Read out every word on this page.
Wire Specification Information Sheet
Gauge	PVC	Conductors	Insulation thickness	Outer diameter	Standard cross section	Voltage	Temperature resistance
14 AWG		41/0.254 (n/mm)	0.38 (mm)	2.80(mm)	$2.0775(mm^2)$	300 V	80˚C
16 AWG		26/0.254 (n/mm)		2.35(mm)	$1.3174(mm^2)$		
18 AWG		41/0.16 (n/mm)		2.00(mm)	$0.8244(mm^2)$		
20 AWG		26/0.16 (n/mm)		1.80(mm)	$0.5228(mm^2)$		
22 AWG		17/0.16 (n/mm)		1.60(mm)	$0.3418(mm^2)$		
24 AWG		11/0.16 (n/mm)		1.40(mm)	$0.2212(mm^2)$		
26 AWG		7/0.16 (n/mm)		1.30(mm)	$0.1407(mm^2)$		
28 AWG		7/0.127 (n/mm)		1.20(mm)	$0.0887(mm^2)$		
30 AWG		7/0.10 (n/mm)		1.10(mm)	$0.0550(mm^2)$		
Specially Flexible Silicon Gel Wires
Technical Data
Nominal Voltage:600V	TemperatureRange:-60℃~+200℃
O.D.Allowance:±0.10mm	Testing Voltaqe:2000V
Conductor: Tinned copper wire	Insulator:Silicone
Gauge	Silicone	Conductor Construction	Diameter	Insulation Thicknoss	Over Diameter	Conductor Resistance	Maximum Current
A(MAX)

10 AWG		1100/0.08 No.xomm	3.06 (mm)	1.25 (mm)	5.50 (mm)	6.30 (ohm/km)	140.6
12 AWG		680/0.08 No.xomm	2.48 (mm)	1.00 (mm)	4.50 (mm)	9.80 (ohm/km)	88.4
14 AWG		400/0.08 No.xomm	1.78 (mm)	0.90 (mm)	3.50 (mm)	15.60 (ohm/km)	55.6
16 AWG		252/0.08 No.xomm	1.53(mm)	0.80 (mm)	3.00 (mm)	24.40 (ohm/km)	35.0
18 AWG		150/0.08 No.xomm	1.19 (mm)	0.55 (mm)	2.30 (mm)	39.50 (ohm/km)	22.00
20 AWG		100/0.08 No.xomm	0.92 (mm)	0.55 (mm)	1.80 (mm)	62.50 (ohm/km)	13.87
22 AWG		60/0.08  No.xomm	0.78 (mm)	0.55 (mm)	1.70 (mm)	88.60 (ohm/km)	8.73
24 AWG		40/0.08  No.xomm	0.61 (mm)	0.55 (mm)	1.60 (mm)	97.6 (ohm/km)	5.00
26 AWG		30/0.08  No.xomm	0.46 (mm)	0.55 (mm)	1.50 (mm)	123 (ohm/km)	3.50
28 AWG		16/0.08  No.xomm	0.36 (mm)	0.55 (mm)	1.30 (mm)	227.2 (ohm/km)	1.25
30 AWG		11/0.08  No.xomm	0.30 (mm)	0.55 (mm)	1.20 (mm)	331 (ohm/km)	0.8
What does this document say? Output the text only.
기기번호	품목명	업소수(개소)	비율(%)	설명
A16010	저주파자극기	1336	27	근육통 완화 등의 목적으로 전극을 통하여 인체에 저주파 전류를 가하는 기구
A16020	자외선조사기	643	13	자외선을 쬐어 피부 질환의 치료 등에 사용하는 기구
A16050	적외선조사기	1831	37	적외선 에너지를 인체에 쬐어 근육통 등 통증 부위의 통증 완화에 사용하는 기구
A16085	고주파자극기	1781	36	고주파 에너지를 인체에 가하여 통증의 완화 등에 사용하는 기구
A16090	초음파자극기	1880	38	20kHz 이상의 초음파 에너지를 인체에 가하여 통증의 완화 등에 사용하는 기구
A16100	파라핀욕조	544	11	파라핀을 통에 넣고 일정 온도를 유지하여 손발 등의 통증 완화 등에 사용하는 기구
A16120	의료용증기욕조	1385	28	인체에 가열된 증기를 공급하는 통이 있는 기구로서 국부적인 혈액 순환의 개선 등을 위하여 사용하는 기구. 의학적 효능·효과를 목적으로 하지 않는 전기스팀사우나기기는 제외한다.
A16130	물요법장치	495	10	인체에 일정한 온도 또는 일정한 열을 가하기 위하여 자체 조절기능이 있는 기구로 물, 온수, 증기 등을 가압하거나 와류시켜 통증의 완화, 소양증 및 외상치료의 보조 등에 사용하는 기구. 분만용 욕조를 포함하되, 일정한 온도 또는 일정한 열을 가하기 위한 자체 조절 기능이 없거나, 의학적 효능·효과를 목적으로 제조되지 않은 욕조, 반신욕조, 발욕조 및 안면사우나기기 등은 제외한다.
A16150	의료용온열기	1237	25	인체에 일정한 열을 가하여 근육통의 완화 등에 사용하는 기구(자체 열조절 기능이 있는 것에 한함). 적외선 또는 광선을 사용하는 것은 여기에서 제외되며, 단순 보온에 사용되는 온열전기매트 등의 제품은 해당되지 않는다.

▸ **Challenge**
Spot every line that holds "Gauge" and copy it.

▸ **Exercise output**
Gauge	PVC	Conductors	Insulation thickness	Outer diameter	Standard cross section	Voltage	Temperature resistance
Gauge	Silicone	Conductor Construction	Diameter	Insulation Thicknoss	Over Diameter	Conductor Resistance	Maximum Current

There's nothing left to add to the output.